▶ [CONSIGNE 1]
Imprimez à l'identique les lignes des enregistrements : commencez à leur toute première ligne et arrêtez-vous après celle qui contient « dark-square-42[interactable]: ⛂: [199, 198, 229, 219] », cette dernière incluse.

*** TEXTE PRÉSENTÉ ***

Mourir, c’est partir un peu
Michel TORREKENS, Le géranium de Monsieur Jean, Zellige, 2012
Il y a des vérités qu’on aimerait éviter. Eternellement. Celle de notre mort (la vie est vraiment mal faite…). Michel Torrekens n’a pas froid aux yeux et place son Monsieur Jean, avec délicatesse, sur un lit de mort. Ce récit aurait pu être terriblement triste ou même pathétique mais ce vieil homme, sans être angélique, possède un « tout petit supplément d’âme » qui nous emmène au bout d’un chemin où la sérénité n’est pas un lieu dit.
Journaliste depuis de longues années au Ligueur, Michel Torrekens n’est pas un nouveau venu dans le monde des lettres belges. Auteur de nouvelles (L’herbe qui souffre chez Memor et Fœtus fait la tête à L’Âge d’Homme), il signe aujourd’hui son premier roman avec Le géranium de Monsieur Jean qui aurait pu s’appeler, nous a-t-il avoué, Rien qu’un paisible sommeil.
Né en 1960, Michel Torrekens grandit à l’heure du service militaire obligatoire et refuse de prendre les armes même l’espace de quelques mois. Objecteur de conscience, il a donc réalisé un travail social qui l’a mené à fréquenter des homes non pour vieillards mais pour adolescents. Par ailleurs, il a, pour écrire son livre, été en contact avec des aides-soignantes familières du vécu quotidien de tout ce qui accompagne la fin d’une vie où le grand âge sonne le glas.
L’homme de ce roman, c’est Monsieur Jean, un ancien horticulteur. Il vient d’arriver dans un home dont on ignore le nom (mais qui, hasard du temps qui passe, est le même bâtiment où il vit le jour). Dorénavant, il devra veiller, veiller son corps qui l’abandonne peu à peu. Il vit ce déclin avec tendresse, amertume, humour et une certaine poésie comme le montrent les titres des chapitres qui se succèdent : « Enfermé pour cause d’inventaire », « Hors-la-vie », « Petits sursis », « Une vie de mouche », « Partir », « Visites et dépendance »,…
Le voilà dépendant et les gestes des soignantes devront aller au-delà de toute pudeur. « Est-ce qu’on vous a changé aujourd’hui ? Il y a des phrases auxquelles je pensais ne jamais pouvoir m’habituer », remarque-t-il. Lui, l’homme actif qui dirigeait une équipe de quinze personnes et qui a élevé en grande partie seul ses trois enfants. Le voilà enfermé entre les quatre murs de sa chambre mais surtout dans ce corps qui le lâche.

*** ENREGISTREMENTS À UTILISER ***

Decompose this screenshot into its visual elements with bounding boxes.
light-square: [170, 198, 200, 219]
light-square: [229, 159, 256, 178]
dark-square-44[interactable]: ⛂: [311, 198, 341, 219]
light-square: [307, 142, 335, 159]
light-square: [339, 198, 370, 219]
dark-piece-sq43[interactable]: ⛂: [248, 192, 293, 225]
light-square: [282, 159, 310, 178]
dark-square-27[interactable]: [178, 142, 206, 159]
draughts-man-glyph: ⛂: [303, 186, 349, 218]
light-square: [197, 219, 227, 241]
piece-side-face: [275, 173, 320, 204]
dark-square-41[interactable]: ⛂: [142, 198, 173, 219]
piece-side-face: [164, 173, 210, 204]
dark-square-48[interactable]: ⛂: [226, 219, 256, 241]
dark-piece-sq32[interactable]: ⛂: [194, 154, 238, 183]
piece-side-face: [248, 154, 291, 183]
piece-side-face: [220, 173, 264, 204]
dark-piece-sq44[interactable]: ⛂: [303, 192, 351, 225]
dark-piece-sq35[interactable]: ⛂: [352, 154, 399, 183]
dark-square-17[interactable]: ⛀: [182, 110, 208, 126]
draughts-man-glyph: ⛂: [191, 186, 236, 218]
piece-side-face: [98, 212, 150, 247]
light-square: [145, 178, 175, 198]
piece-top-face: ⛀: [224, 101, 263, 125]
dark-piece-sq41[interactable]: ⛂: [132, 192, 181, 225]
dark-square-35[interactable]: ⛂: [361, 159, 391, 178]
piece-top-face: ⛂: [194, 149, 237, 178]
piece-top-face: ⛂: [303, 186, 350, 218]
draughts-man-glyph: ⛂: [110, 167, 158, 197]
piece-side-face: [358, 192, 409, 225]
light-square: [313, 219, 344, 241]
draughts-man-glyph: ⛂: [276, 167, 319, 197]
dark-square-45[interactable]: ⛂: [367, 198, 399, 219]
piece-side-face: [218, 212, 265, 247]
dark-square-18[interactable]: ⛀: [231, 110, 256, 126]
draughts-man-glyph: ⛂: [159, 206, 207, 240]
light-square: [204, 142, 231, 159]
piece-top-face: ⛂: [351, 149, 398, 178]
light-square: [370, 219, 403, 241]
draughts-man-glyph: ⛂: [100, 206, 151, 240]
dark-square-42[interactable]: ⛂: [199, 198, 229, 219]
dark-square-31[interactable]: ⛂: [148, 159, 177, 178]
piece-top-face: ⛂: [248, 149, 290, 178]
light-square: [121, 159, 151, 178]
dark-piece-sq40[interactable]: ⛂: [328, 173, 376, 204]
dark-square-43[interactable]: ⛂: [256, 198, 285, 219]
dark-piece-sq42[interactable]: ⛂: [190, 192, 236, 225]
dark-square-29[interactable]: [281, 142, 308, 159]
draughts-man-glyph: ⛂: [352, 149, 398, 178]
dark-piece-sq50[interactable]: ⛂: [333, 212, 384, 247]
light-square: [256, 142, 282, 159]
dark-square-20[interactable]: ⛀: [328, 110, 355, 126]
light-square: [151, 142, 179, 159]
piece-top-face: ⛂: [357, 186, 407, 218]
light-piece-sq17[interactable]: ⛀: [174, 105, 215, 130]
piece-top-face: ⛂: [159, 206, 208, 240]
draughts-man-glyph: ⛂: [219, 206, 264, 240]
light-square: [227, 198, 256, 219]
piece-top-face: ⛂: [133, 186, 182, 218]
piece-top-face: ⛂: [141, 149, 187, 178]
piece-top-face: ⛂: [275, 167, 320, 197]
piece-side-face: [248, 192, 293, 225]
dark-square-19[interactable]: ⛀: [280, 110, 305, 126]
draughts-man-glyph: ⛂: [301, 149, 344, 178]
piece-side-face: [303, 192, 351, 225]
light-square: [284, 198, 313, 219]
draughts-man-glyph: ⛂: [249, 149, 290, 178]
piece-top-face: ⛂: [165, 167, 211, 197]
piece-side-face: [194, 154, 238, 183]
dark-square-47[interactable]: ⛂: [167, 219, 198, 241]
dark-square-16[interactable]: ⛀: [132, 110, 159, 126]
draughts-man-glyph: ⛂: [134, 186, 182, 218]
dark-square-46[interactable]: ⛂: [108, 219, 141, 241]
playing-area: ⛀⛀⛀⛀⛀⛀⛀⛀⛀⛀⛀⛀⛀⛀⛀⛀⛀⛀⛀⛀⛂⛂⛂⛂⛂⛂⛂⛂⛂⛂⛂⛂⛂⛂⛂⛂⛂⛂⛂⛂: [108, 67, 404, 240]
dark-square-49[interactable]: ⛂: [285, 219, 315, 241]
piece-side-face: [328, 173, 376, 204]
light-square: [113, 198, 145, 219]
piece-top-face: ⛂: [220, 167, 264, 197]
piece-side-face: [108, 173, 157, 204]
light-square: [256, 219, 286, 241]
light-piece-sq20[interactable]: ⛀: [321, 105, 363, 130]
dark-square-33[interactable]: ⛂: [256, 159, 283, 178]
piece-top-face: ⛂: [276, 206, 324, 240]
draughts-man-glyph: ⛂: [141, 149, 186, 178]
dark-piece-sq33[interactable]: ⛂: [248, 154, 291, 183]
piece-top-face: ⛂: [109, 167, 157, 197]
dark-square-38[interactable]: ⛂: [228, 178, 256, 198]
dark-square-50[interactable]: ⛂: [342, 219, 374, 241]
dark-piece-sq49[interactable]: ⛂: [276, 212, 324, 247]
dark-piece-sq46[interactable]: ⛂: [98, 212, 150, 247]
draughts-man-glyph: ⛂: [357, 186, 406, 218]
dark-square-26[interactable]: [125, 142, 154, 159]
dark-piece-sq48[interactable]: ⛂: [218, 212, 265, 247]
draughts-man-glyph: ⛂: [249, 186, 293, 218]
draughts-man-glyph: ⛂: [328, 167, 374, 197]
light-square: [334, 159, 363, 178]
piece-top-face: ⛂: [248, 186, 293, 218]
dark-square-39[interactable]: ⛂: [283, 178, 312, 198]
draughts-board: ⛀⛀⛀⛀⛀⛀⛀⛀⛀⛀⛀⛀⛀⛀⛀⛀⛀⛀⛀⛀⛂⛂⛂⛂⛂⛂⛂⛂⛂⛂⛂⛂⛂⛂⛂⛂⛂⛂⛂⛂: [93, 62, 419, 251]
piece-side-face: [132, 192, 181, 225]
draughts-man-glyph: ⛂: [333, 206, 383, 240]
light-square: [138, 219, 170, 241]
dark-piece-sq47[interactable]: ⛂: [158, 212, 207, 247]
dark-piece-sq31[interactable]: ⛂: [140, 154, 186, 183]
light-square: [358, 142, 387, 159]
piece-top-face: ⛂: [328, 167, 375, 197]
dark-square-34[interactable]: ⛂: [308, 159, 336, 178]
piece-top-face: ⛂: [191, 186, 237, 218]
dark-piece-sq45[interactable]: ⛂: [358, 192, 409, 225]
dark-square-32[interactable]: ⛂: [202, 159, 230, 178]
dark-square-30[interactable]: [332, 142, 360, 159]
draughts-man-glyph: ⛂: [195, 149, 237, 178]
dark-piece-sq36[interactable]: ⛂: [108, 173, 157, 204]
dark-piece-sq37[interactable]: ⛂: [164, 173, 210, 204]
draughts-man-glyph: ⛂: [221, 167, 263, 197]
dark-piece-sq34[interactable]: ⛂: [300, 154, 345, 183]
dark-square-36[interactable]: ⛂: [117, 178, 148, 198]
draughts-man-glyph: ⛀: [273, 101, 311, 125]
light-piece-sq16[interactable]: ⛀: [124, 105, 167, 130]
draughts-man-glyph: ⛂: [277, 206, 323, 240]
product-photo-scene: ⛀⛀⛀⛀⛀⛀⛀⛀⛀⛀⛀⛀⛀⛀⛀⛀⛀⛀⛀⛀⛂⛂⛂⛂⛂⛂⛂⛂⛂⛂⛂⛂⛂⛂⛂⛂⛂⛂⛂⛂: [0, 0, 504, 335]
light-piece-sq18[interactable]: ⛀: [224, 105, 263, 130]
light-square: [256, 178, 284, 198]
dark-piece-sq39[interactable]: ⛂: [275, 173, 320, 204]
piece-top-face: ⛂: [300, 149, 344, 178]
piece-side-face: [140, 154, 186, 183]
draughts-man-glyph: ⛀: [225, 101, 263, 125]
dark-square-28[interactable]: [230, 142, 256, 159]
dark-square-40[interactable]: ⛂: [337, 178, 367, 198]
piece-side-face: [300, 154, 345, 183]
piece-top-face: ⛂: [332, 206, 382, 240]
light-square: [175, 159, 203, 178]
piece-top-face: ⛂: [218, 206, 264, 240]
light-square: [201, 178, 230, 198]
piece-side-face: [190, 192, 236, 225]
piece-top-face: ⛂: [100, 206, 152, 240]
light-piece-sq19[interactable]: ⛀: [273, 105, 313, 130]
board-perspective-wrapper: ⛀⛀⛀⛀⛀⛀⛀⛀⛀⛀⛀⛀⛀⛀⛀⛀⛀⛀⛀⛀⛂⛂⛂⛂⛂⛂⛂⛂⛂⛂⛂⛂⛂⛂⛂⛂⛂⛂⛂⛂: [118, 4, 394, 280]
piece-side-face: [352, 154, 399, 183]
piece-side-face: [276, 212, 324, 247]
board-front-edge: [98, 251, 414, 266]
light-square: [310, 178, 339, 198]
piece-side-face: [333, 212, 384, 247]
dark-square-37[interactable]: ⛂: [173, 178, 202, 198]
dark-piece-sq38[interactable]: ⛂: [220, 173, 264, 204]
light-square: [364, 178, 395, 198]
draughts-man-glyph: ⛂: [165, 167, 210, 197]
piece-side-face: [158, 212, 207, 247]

***

▶ [CONSIGNE 2]
Restituez mot pour mot le passage de la critique du roman qui commence aux mots « Mourir, c’est partir » et s'arrête après « un lieu dit. ».

▶ [RÉSULTAT ATTENDU 1]
Decompose this screenshot into its visual elements with bounding boxes.
light-square: [170, 198, 200, 219]
light-square: [229, 159, 256, 178]
dark-square-44[interactable]: ⛂: [311, 198, 341, 219]
light-square: [307, 142, 335, 159]
light-square: [339, 198, 370, 219]
dark-piece-sq43[interactable]: ⛂: [248, 192, 293, 225]
light-square: [282, 159, 310, 178]
dark-square-27[interactable]: [178, 142, 206, 159]
draughts-man-glyph: ⛂: [303, 186, 349, 218]
light-square: [197, 219, 227, 241]
piece-side-face: [275, 173, 320, 204]
dark-square-41[interactable]: ⛂: [142, 198, 173, 219]
piece-side-face: [164, 173, 210, 204]
dark-square-48[interactable]: ⛂: [226, 219, 256, 241]
dark-piece-sq32[interactable]: ⛂: [194, 154, 238, 183]
piece-side-face: [248, 154, 291, 183]
piece-side-face: [220, 173, 264, 204]
dark-piece-sq44[interactable]: ⛂: [303, 192, 351, 225]
dark-piece-sq35[interactable]: ⛂: [352, 154, 399, 183]
dark-square-17[interactable]: ⛀: [182, 110, 208, 126]
draughts-man-glyph: ⛂: [191, 186, 236, 218]
piece-side-face: [98, 212, 150, 247]
light-square: [145, 178, 175, 198]
piece-top-face: ⛀: [224, 101, 263, 125]
dark-piece-sq41[interactable]: ⛂: [132, 192, 181, 225]
dark-square-35[interactable]: ⛂: [361, 159, 391, 178]
piece-top-face: ⛂: [194, 149, 237, 178]
piece-top-face: ⛂: [303, 186, 350, 218]
draughts-man-glyph: ⛂: [110, 167, 158, 197]
piece-side-face: [358, 192, 409, 225]
light-square: [313, 219, 344, 241]
draughts-man-glyph: ⛂: [276, 167, 319, 197]
dark-square-45[interactable]: ⛂: [367, 198, 399, 219]
piece-side-face: [218, 212, 265, 247]
dark-square-18[interactable]: ⛀: [231, 110, 256, 126]
draughts-man-glyph: ⛂: [159, 206, 207, 240]
light-square: [204, 142, 231, 159]
piece-top-face: ⛂: [351, 149, 398, 178]
light-square: [370, 219, 403, 241]
draughts-man-glyph: ⛂: [100, 206, 151, 240]
dark-square-42[interactable]: ⛂: [199, 198, 229, 219]

▶ [RÉSULTAT ATTENDU 2]
Mourir, c’est partir un peu
Michel TORREKENS, Le géranium de Monsieur Jean, Zellige, 2012
Il y a des vérités qu’on aimerait éviter. Eternellement. Celle de notre mort (la vie est vraiment mal faite…). Michel Torrekens n’a pas froid aux yeux et place son Monsieur Jean, avec délicatesse, sur un lit de mort. Ce récit aurait pu être terriblement triste ou même pathétique mais ce vieil homme, sans être angélique, possède un « tout petit supplément d’âme » qui nous emmène au bout d’un chemin où la sérénité n’est pas un lieu dit.